### Short problem
Write out each line word for word. Drop pictures.

### Raw data
-- BEGIN --

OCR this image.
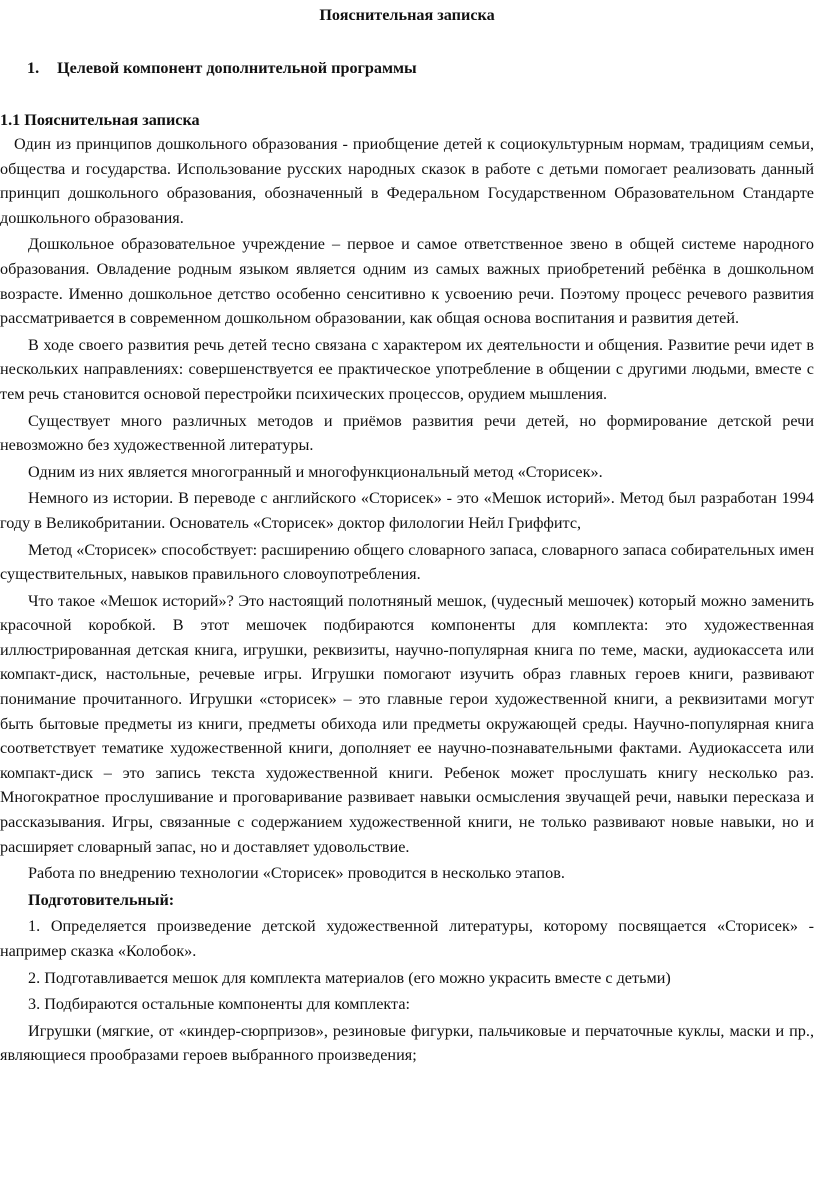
Пояснительная записка
1. Целевой компонент дополнительной программы
1.1 Пояснительная записка

Один из принципов дошкольного образования - приобщение детей к социокультурным нормам, традициям семьи, общества и государства. Использование русских народных сказок в работе с детьми помогает реализовать данный принцип дошкольного образования, обозначенный в Федеральном Государственном Образовательном Стандарте дошкольного образования.

Дошкольное образовательное учреждение – первое и самое ответственное звено в общей системе народного образования. Овладение родным языком является одним из самых важных приобретений ребёнка в дошкольном возрасте. Именно дошкольное детство особенно сенситивно к усвоению речи. Поэтому процесс речевого развития рассматривается в современном дошкольном образовании, как общая основа воспитания и развития детей.

В ходе своего развития речь детей тесно связана с характером их деятельности и общения. Развитие речи идет в нескольких направлениях: совершенствуется ее практическое употребление в общении с другими людьми, вместе с тем речь становится основой перестройки психических процессов, орудием мышления.

Существует много различных методов и приёмов развития речи детей, но формирование детской речи невозможно без художественной литературы.

Одним из них является многогранный и многофункциональный метод «Сторисек».

Немного из истории. В переводе с английского «Сторисек» - это «Мешок историй». Метод был разработан 1994 году в Великобритании. Основатель «Сторисек» доктор филологии Нейл Гриффитс,

Метод «Сторисек» способствует: расширению общего словарного запаса, словарного запаса собирательных имен существительных, навыков правильного словоупотребления.

Что такое «Мешок историй»? Это настоящий полотняный мешок, (чудесный мешочек) который можно заменить красочной коробкой. В этот мешочек подбираются компоненты для комплекта: это художественная иллюстрированная детская книга, игрушки, реквизиты, научно-популярная книга по теме, маски, аудиокассета или компакт-диск, настольные, речевые игры. Игрушки помогают изучить образ главных героев книги, развивают понимание прочитанного. Игрушки «сторисек» – это главные герои художественной книги, а реквизитами могут быть бытовые предметы из книги, предметы обихода или предметы окружающей среды. Научно-популярная книга соответствует тематике художественной книги, дополняет ее научно-познавательными фактами. Аудиокассета или компакт-диск – это запись текста художественной книги. Ребенок может прослушать книгу несколько раз. Многократное прослушивание и проговаривание развивает навыки осмысления звучащей речи, навыки пересказа и рассказывания. Игры, связанные с содержанием художественной книги, не только развивают новые навыки, но и расширяет словарный запас, но и доставляет удовольствие.

Работа по внедрению технологии «Сторисек» проводится в несколько этапов.

Подготовительный:

1. Определяется произведение детской художественной литературы, которому посвящается «Сторисек» - например сказка «Колобок».

2. Подготавливается мешок для комплекта материалов (его можно украсить вместе с детьми)

3. Подбираются остальные компоненты для комплекта:

Игрушки (мягкие, от «киндер-сюрпризов», резиновые фигурки, пальчиковые и перчаточные куклы, маски и пр., являющиеся прообразами героев выбранного произведения;
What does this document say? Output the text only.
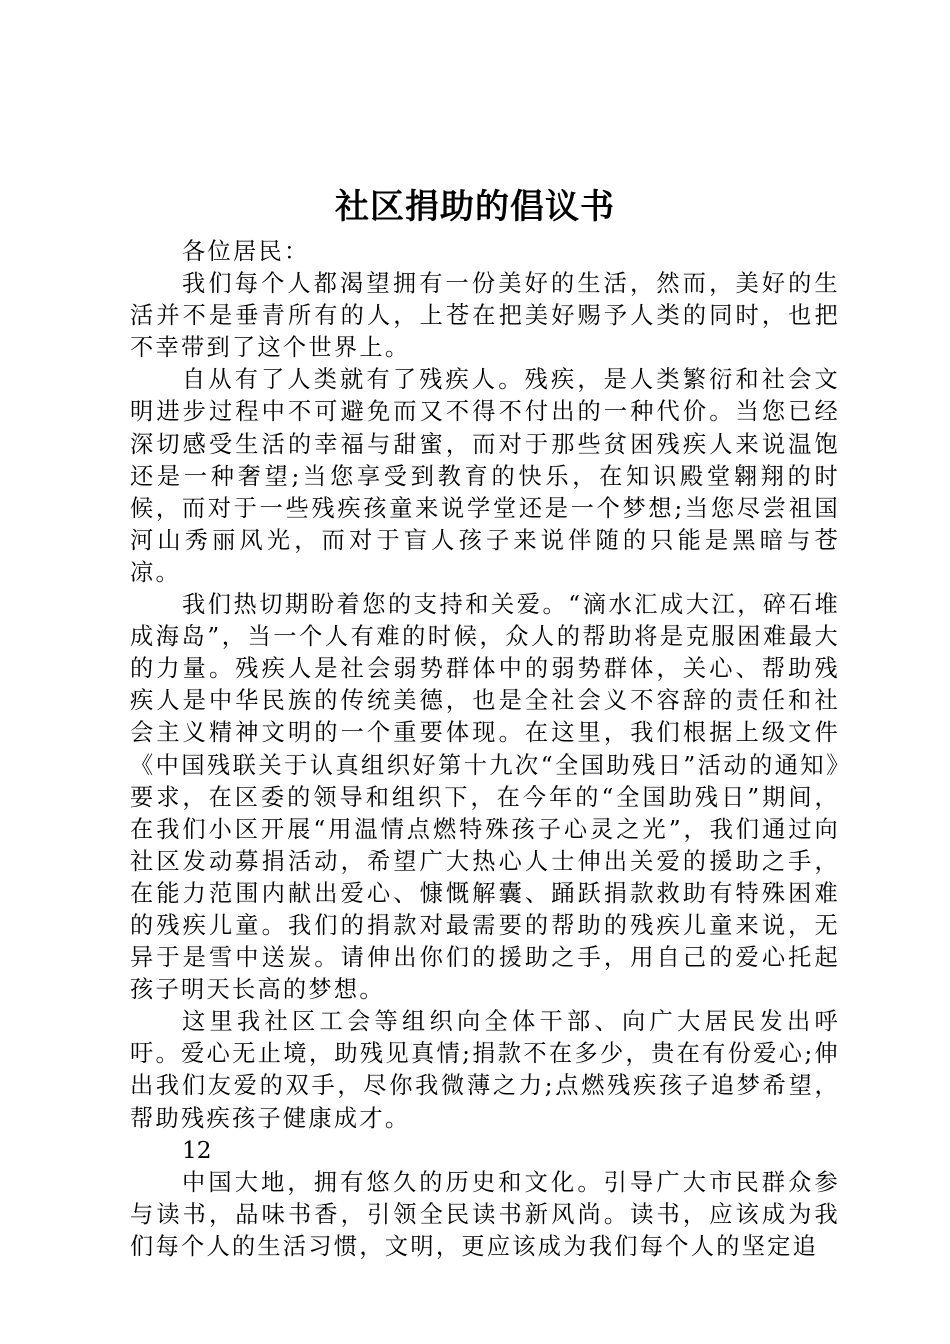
社区捐助的倡议书

各位居民：

我们每个人都渴望拥有一份美好的生活，然而，美好的生活并不是垂青所有的人，上苍在把美好赐予人类的同时，也把不幸带到了这个世界上。

自从有了人类就有了残疾人。残疾，是人类繁衍和社会文明进步过程中不可避免而又不得不付出的一种代价。当您已经深切感受生活的幸福与甜蜜，而对于那些贫困残疾人来说温饱还是一种奢望;当您享受到教育的快乐，在知识殿堂翱翔的时候，而对于一些残疾孩童来说学堂还是一个梦想;当您尽尝祖国河山秀丽风光，而对于盲人孩子来说伴随的只能是黑暗与苍凉。

我们热切期盼着您的支持和关爱。“滴水汇成大江，碎石堆成海岛”，当一个人有难的时候，众人的帮助将是克服困难最大的力量。残疾人是社会弱势群体中的弱势群体，关心、帮助残疾人是中华民族的传统美德，也是全社会义不容辞的责任和社会主义精神文明的一个重要体现。在这里，我们根据上级文件《中国残联关于认真组织好第十九次“全国助残日”活动的通知》要求，在区委的领导和组织下，在今年的“全国助残日”期间，在我们小区开展“用温情点燃特殊孩子心灵之光”，我们通过向社区发动募捐活动，希望广大热心人士伸出关爱的援助之手，在能力范围内献出爱心、慷慨解囊、踊跃捐款救助有特殊困难的残疾儿童。我们的捐款对最需要的帮助的残疾儿童来说，无异于是雪中送炭。请伸出你们的援助之手，用自己的爱心托起孩子明天长高的梦想。

这里我社区工会等组织向全体干部、向广大居民发出呼吁。爱心无止境，助残见真情;捐款不在多少，贵在有份爱心;伸出我们友爱的双手，尽你我微薄之力;点燃残疾孩子追梦希望，帮助残疾孩子健康成才。

12

中国大地，拥有悠久的历史和文化。引导广大市民群众参与读书，品味书香，引领全民读书新风尚。读书，应该成为我们每个人的生活习惯，文明，更应该成为我们每个人的坚定追
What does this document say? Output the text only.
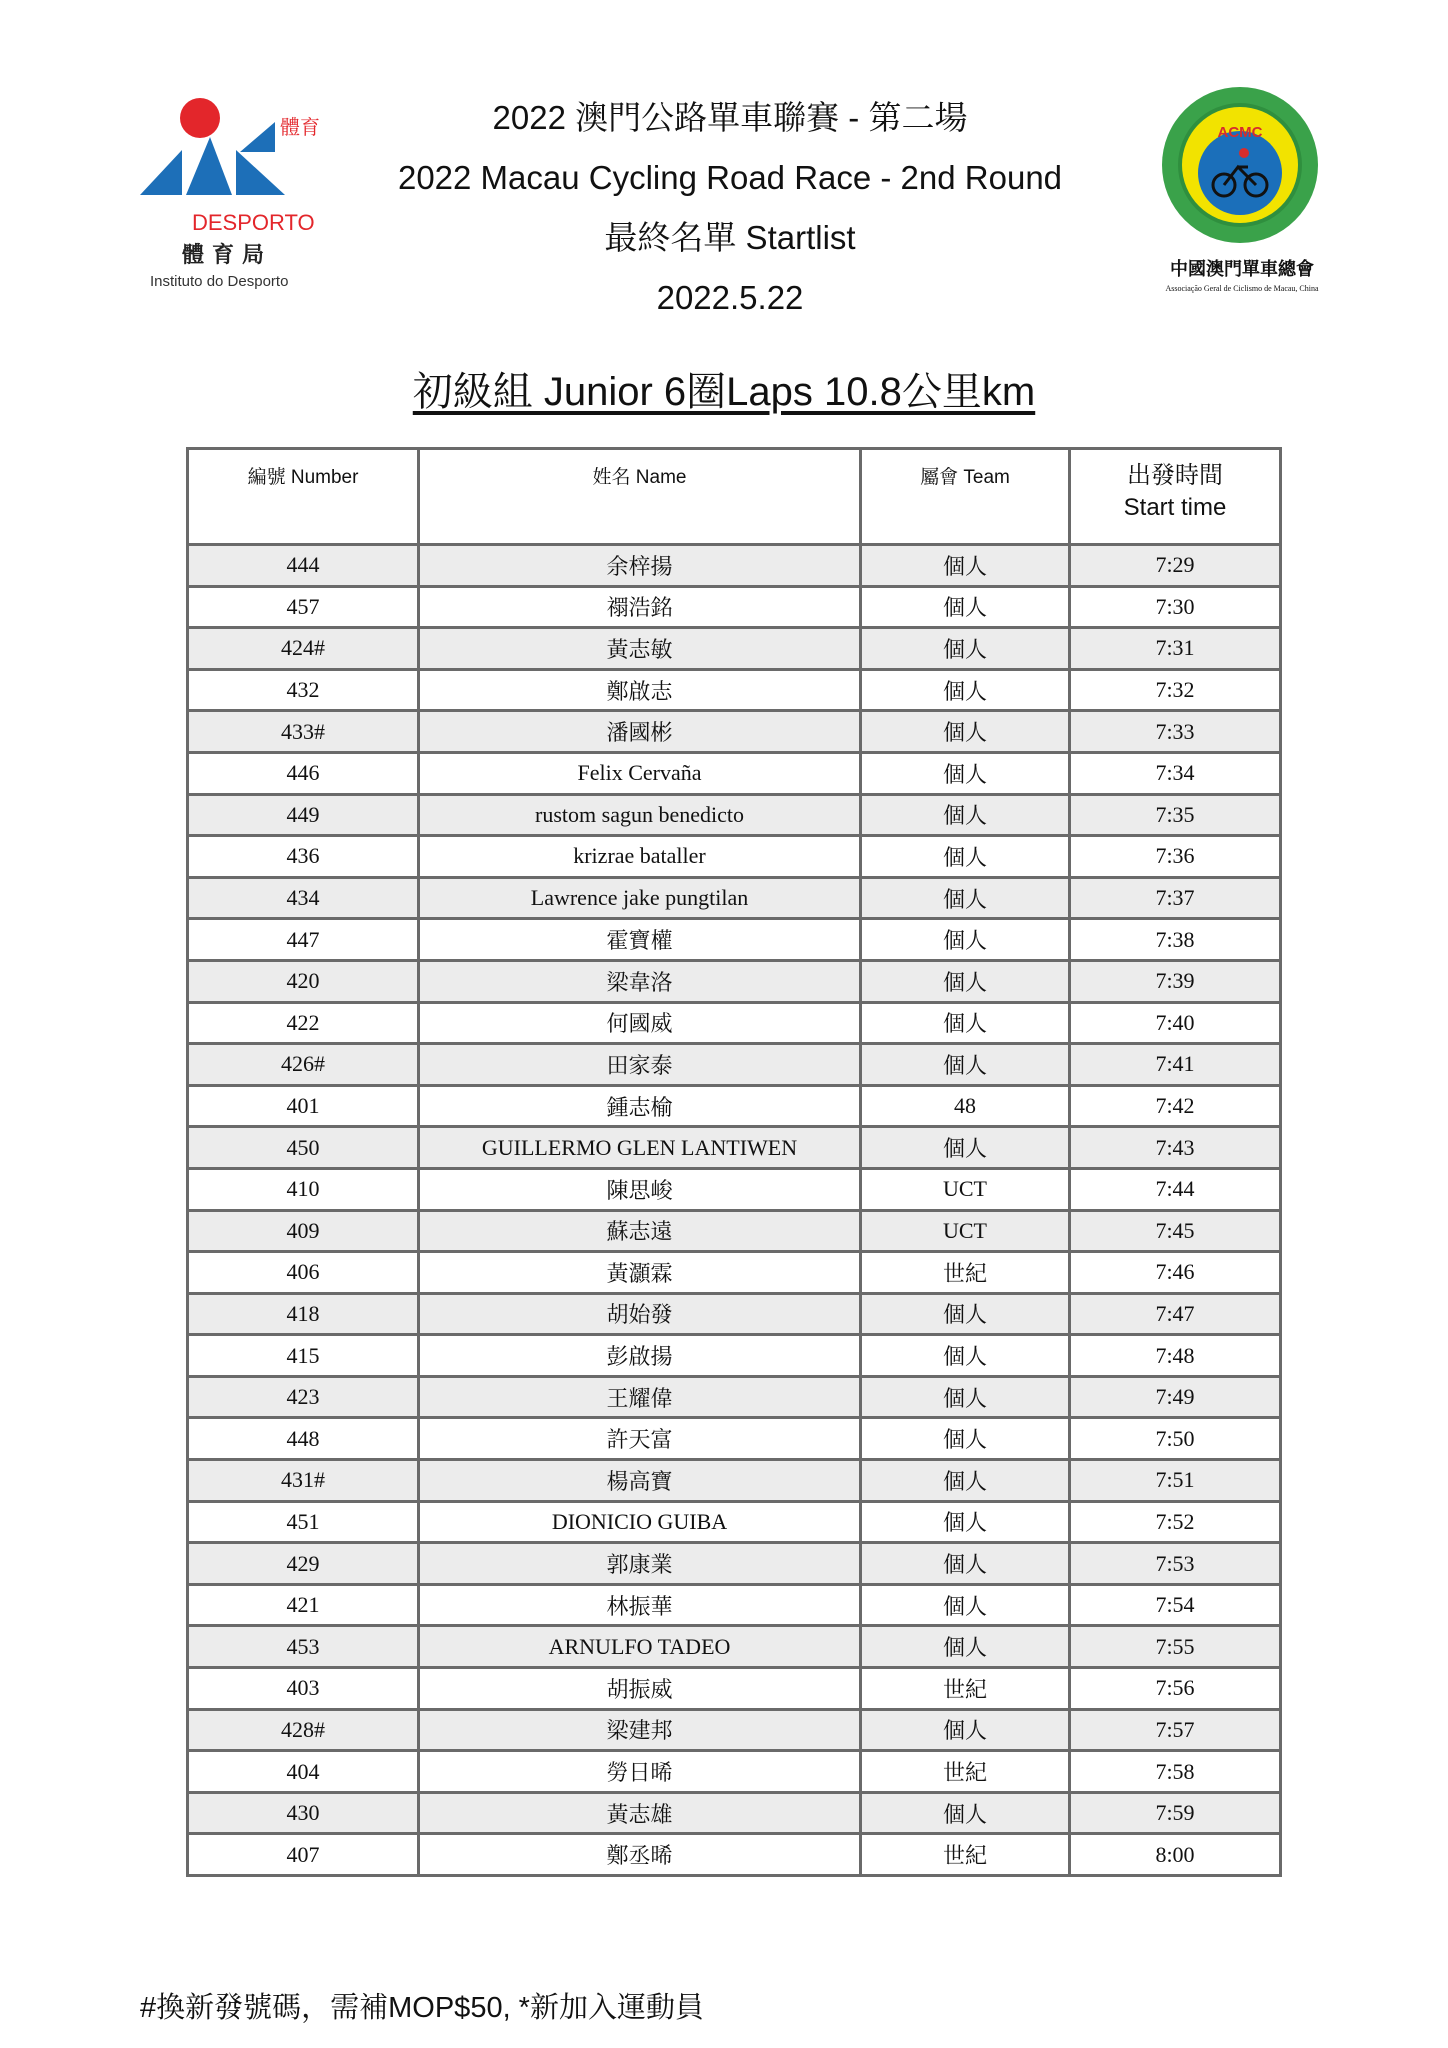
體育
DESPORTO
體育局
Instituto do Desporto
2022 澳門公路單車聯賽 - 第二場
2022 Macau Cycling Road Race - 2nd Round
最終名單 Startlist
2022.5.22
ACMC
中國澳門單車總會
Associação Geral de Ciclismo de Macau, China
初級組 Junior 6圈Laps 10.8公里km
編號 Number	姓名 Name	屬會 Team	出發時間
Start time

444	余梓揚	個人	7:29
457	禤浩銘	個人	7:30
424#	黃志敏	個人	7:31
432	鄭啟志	個人	7:32
433#	潘國彬	個人	7:33
446	Felix Cervaña	個人	7:34
449	rustom sagun benedicto	個人	7:35
436	krizrae bataller	個人	7:36
434	Lawrence jake pungtilan	個人	7:37
447	霍寶權	個人	7:38
420	梁韋洛	個人	7:39
422	何國威	個人	7:40
426#	田家泰	個人	7:41
401	鍾志榆	48	7:42
450	GUILLERMO GLEN LANTIWEN	個人	7:43
410	陳思峻	UCT	7:44
409	蘇志遠	UCT	7:45
406	黃灝霖	世紀	7:46
418	胡始發	個人	7:47
415	彭啟揚	個人	7:48
423	王耀偉	個人	7:49
448	許天富	個人	7:50
431#	楊高寶	個人	7:51
451	DIONICIO GUIBA	個人	7:52
429	郭康業	個人	7:53
421	林振華	個人	7:54
453	ARNULFO TADEO	個人	7:55
403	胡振威	世紀	7:56
428#	梁建邦	個人	7:57
404	勞日晞	世紀	7:58
430	黃志雄	個人	7:59
407	鄭丞晞	世紀	8:00
#換新發號碼，需補MOP$50, *新加入運動員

-- END --

### Exercise output
OCR this image.
Пояснительная записка
1. Целевой компонент дополнительной программы
1.1 Пояснительная записка

Один из принципов дошкольного образования - приобщение детей к социокультурным нормам, традициям семьи, общества и государства. Использование русских народных сказок в работе с детьми помогает реализовать данный принцип дошкольного образования, обозначенный в Федеральном Государственном Образовательном Стандарте дошкольного образования.

Дошкольное образовательное учреждение – первое и самое ответственное звено в общей системе народного образования. Овладение родным языком является одним из самых важных приобретений ребёнка в дошкольном возрасте. Именно дошкольное детство особенно сенситивно к усвоению речи. Поэтому процесс речевого развития рассматривается в современном дошкольном образовании, как общая основа воспитания и развития детей.

В ходе своего развития речь детей тесно связана с характером их деятельности и общения. Развитие речи идет в нескольких направлениях: совершенствуется ее практическое употребление в общении с другими людьми, вместе с тем речь становится основой перестройки психических процессов, орудием мышления.

Существует много различных методов и приёмов развития речи детей, но формирование детской речи невозможно без художественной литературы.

Одним из них является многогранный и многофункциональный метод «Сторисек».

Немного из истории. В переводе с английского «Сторисек» - это «Мешок историй». Метод был разработан 1994 году в Великобритании. Основатель «Сторисек» доктор филологии Нейл Гриффитс,

Метод «Сторисек» способствует: расширению общего словарного запаса, словарного запаса собирательных имен существительных, навыков правильного словоупотребления.

Что такое «Мешок историй»? Это настоящий полотняный мешок, (чудесный мешочек) который можно заменить красочной коробкой. В этот мешочек подбираются компоненты для комплекта: это художественная иллюстрированная детская книга, игрушки, реквизиты, научно-популярная книга по теме, маски, аудиокассета или компакт-диск, настольные, речевые игры. Игрушки помогают изучить образ главных героев книги, развивают понимание прочитанного. Игрушки «сторисек» – это главные герои художественной книги, а реквизитами могут быть бытовые предметы из книги, предметы обихода или предметы окружающей среды. Научно-популярная книга соответствует тематике художественной книги, дополняет ее научно-познавательными фактами. Аудиокассета или компакт-диск – это запись текста художественной книги. Ребенок может прослушать книгу несколько раз. Многократное прослушивание и проговаривание развивает навыки осмысления звучащей речи, навыки пересказа и рассказывания. Игры, связанные с содержанием художественной книги, не только развивают новые навыки, но и расширяет словарный запас, но и доставляет удовольствие.

Работа по внедрению технологии «Сторисек» проводится в несколько этапов.

Подготовительный:

1. Определяется произведение детской художественной литературы, которому посвящается «Сторисек» - например сказка «Колобок».

2. Подготавливается мешок для комплекта материалов (его можно украсить вместе с детьми)

3. Подбираются остальные компоненты для комплекта:

Игрушки (мягкие, от «киндер-сюрпризов», резиновые фигурки, пальчиковые и перчаточные куклы, маски и пр., являющиеся прообразами героев выбранного произведения;
What does this document say? Output the text only.
社区捐助的倡议书

各位居民：

我们每个人都渴望拥有一份美好的生活，然而，美好的生活并不是垂青所有的人，上苍在把美好赐予人类的同时，也把不幸带到了这个世界上。

自从有了人类就有了残疾人。残疾，是人类繁衍和社会文明进步过程中不可避免而又不得不付出的一种代价。当您已经深切感受生活的幸福与甜蜜，而对于那些贫困残疾人来说温饱还是一种奢望;当您享受到教育的快乐，在知识殿堂翱翔的时候，而对于一些残疾孩童来说学堂还是一个梦想;当您尽尝祖国河山秀丽风光，而对于盲人孩子来说伴随的只能是黑暗与苍凉。

我们热切期盼着您的支持和关爱。“滴水汇成大江，碎石堆成海岛”，当一个人有难的时候，众人的帮助将是克服困难最大的力量。残疾人是社会弱势群体中的弱势群体，关心、帮助残疾人是中华民族的传统美德，也是全社会义不容辞的责任和社会主义精神文明的一个重要体现。在这里，我们根据上级文件《中国残联关于认真组织好第十九次“全国助残日”活动的通知》要求，在区委的领导和组织下，在今年的“全国助残日”期间，在我们小区开展“用温情点燃特殊孩子心灵之光”，我们通过向社区发动募捐活动，希望广大热心人士伸出关爱的援助之手，在能力范围内献出爱心、慷慨解囊、踊跃捐款救助有特殊困难的残疾儿童。我们的捐款对最需要的帮助的残疾儿童来说，无异于是雪中送炭。请伸出你们的援助之手，用自己的爱心托起孩子明天长高的梦想。

这里我社区工会等组织向全体干部、向广大居民发出呼吁。爱心无止境，助残见真情;捐款不在多少，贵在有份爱心;伸出我们友爱的双手，尽你我微薄之力;点燃残疾孩子追梦希望，帮助残疾孩子健康成才。

12

中国大地，拥有悠久的历史和文化。引导广大市民群众参与读书，品味书香，引领全民读书新风尚。读书，应该成为我们每个人的生活习惯，文明，更应该成为我们每个人的坚定追
What does this document say? Output the text only.
體育
DESPORTO
體育局
Instituto do Desporto
2022 澳門公路單車聯賽 - 第二場
2022 Macau Cycling Road Race - 2nd Round
最終名單 Startlist
2022.5.22
ACMC
中國澳門單車總會
Associação Geral de Ciclismo de Macau, China
初級組 Junior 6圈Laps 10.8公里km
編號 Number	姓名 Name	屬會 Team	出發時間
Start time

444	余梓揚	個人	7:29
457	禤浩銘	個人	7:30
424#	黃志敏	個人	7:31
432	鄭啟志	個人	7:32
433#	潘國彬	個人	7:33
446	Felix Cervaña	個人	7:34
449	rustom sagun benedicto	個人	7:35
436	krizrae bataller	個人	7:36
434	Lawrence jake pungtilan	個人	7:37
447	霍寶權	個人	7:38
420	梁韋洛	個人	7:39
422	何國威	個人	7:40
426#	田家泰	個人	7:41
401	鍾志榆	48	7:42
450	GUILLERMO GLEN LANTIWEN	個人	7:43
410	陳思峻	UCT	7:44
409	蘇志遠	UCT	7:45
406	黃灝霖	世紀	7:46
418	胡始發	個人	7:47
415	彭啟揚	個人	7:48
423	王耀偉	個人	7:49
448	許天富	個人	7:50
431#	楊高寶	個人	7:51
451	DIONICIO GUIBA	個人	7:52
429	郭康業	個人	7:53
421	林振華	個人	7:54
453	ARNULFO TADEO	個人	7:55
403	胡振威	世紀	7:56
428#	梁建邦	個人	7:57
404	勞日晞	世紀	7:58
430	黃志雄	個人	7:59
407	鄭丞晞	世紀	8:00
#換新發號碼，需補MOP$50, *新加入運動員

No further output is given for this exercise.